GOAL = Reproduce every line of the following material without any changes.

==== DATA SHOWN

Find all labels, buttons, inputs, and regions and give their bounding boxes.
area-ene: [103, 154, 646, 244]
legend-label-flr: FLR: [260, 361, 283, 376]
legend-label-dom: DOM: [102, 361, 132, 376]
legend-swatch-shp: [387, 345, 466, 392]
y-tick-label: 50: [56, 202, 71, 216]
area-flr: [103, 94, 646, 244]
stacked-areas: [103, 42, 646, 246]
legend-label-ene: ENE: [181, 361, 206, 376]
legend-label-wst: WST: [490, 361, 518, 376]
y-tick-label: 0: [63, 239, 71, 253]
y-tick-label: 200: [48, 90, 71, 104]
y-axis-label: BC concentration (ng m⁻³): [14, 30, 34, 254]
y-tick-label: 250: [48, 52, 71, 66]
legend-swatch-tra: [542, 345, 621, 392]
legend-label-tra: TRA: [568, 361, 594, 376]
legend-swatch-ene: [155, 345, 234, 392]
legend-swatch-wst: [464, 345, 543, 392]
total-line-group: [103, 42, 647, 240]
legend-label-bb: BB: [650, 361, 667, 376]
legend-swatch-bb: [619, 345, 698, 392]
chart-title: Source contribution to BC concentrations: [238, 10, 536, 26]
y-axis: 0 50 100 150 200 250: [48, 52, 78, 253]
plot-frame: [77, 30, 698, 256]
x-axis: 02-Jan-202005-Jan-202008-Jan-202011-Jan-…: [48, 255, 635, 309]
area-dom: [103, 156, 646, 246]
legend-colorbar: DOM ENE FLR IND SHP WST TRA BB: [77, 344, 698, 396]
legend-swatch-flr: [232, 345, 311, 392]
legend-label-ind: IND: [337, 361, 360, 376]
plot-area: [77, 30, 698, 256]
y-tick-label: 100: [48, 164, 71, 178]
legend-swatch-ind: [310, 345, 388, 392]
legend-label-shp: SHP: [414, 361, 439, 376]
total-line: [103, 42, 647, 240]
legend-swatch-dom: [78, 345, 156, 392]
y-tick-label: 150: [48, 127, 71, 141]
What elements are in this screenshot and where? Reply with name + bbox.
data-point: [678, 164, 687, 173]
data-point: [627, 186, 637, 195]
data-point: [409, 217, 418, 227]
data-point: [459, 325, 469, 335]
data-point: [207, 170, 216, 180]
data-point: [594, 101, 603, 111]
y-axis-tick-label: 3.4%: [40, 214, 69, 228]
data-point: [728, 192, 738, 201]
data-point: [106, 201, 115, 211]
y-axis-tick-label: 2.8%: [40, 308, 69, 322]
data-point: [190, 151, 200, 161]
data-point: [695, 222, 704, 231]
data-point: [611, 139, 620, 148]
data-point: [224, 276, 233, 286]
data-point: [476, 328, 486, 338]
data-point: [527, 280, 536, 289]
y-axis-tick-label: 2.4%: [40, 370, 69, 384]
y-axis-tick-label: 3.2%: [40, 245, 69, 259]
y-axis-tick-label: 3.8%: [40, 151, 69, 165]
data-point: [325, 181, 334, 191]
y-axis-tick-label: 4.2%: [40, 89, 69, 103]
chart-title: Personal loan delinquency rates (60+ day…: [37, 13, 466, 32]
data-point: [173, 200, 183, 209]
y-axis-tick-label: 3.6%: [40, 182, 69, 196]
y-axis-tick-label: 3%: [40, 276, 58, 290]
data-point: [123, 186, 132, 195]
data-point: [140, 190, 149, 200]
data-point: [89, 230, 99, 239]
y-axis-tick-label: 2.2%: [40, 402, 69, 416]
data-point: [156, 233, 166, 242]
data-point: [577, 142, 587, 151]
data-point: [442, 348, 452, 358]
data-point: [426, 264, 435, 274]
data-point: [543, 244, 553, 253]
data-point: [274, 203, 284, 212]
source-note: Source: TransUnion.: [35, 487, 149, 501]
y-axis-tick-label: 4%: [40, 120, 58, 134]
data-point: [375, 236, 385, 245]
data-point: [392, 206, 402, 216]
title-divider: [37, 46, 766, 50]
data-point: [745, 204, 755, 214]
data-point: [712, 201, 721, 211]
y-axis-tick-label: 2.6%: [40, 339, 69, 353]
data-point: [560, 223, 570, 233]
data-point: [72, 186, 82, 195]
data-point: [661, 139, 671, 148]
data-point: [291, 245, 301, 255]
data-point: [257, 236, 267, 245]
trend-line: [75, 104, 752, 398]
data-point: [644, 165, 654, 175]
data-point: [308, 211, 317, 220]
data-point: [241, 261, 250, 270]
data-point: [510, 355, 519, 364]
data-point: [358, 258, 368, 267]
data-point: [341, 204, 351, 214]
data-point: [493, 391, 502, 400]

========

RESPONSE TO THE TASK =
Find all labels, buttons, inputs, and regions and give their bounding boxes.
area-ene: [103, 154, 646, 244]
legend-label-flr: FLR: [260, 361, 283, 376]
legend-label-dom: DOM: [102, 361, 132, 376]
legend-swatch-shp: [387, 345, 466, 392]
y-tick-label: 50: [56, 202, 71, 216]
area-flr: [103, 94, 646, 244]
stacked-areas: [103, 42, 646, 246]
legend-label-ene: ENE: [181, 361, 206, 376]
legend-label-wst: WST: [490, 361, 518, 376]
y-tick-label: 0: [63, 239, 71, 253]
y-tick-label: 200: [48, 90, 71, 104]
y-axis-label: BC concentration (ng m⁻³): [14, 30, 34, 254]
y-tick-label: 250: [48, 52, 71, 66]
legend-swatch-tra: [542, 345, 621, 392]
legend-label-tra: TRA: [568, 361, 594, 376]
legend-swatch-ene: [155, 345, 234, 392]
legend-swatch-wst: [464, 345, 543, 392]
total-line-group: [103, 42, 647, 240]
legend-label-bb: BB: [650, 361, 667, 376]
legend-swatch-bb: [619, 345, 698, 392]
chart-title: Source contribution to BC concentrations: [238, 10, 536, 26]
y-axis: 0 50 100 150 200 250: [48, 52, 78, 253]
plot-frame: [77, 30, 698, 256]
x-axis: 02-Jan-202005-Jan-202008-Jan-202011-Jan-…: [48, 255, 635, 309]
area-dom: [103, 156, 646, 246]
legend-colorbar: DOM ENE FLR IND SHP WST TRA BB: [77, 344, 698, 396]
legend-swatch-flr: [232, 345, 311, 392]
legend-label-ind: IND: [337, 361, 360, 376]
plot-area: [77, 30, 698, 256]
y-tick-label: 100: [48, 164, 71, 178]
legend-swatch-ind: [310, 345, 388, 392]
legend-label-shp: SHP: [414, 361, 439, 376]
total-line: [103, 42, 647, 240]
legend-swatch-dom: [78, 345, 156, 392]
y-tick-label: 150: [48, 127, 71, 141]
What elements are in this screenshot and where? Reply with name + bbox.
data-point: [678, 164, 687, 173]
data-point: [627, 186, 637, 195]
data-point: [409, 217, 418, 227]
data-point: [459, 325, 469, 335]
data-point: [207, 170, 216, 180]
data-point: [594, 101, 603, 111]
y-axis-tick-label: 3.4%: [40, 214, 69, 228]
data-point: [728, 192, 738, 201]
data-point: [106, 201, 115, 211]
y-axis-tick-label: 2.8%: [40, 308, 69, 322]
data-point: [190, 151, 200, 161]
data-point: [695, 222, 704, 231]
data-point: [611, 139, 620, 148]
data-point: [224, 276, 233, 286]
data-point: [476, 328, 486, 338]
data-point: [527, 280, 536, 289]
y-axis-tick-label: 2.4%: [40, 370, 69, 384]
y-axis-tick-label: 3.2%: [40, 245, 69, 259]
y-axis-tick-label: 3.8%: [40, 151, 69, 165]
data-point: [325, 181, 334, 191]
y-axis-tick-label: 4.2%: [40, 89, 69, 103]
chart-title: Personal loan delinquency rates (60+ day…: [37, 13, 466, 32]
data-point: [173, 200, 183, 209]
y-axis-tick-label: 3.6%: [40, 182, 69, 196]
y-axis-tick-label: 3%: [40, 276, 58, 290]
data-point: [123, 186, 132, 195]
data-point: [140, 190, 149, 200]
data-point: [89, 230, 99, 239]
y-axis-tick-label: 2.2%: [40, 402, 69, 416]
data-point: [156, 233, 166, 242]
data-point: [577, 142, 587, 151]
data-point: [442, 348, 452, 358]
data-point: [426, 264, 435, 274]
data-point: [543, 244, 553, 253]
data-point: [274, 203, 284, 212]
source-note: Source: TransUnion.: [35, 487, 149, 501]
y-axis-tick-label: 4%: [40, 120, 58, 134]
data-point: [375, 236, 385, 245]
data-point: [392, 206, 402, 216]
title-divider: [37, 46, 766, 50]
data-point: [745, 204, 755, 214]
data-point: [712, 201, 721, 211]
y-axis-tick-label: 2.6%: [40, 339, 69, 353]
data-point: [560, 223, 570, 233]
data-point: [72, 186, 82, 195]
data-point: [661, 139, 671, 148]
data-point: [291, 245, 301, 255]
data-point: [257, 236, 267, 245]
trend-line: [75, 104, 752, 398]
data-point: [644, 165, 654, 175]
data-point: [308, 211, 317, 220]
data-point: [241, 261, 250, 270]
data-point: [510, 355, 519, 364]
data-point: [358, 258, 368, 267]
data-point: [341, 204, 351, 214]
data-point: [493, 391, 502, 400]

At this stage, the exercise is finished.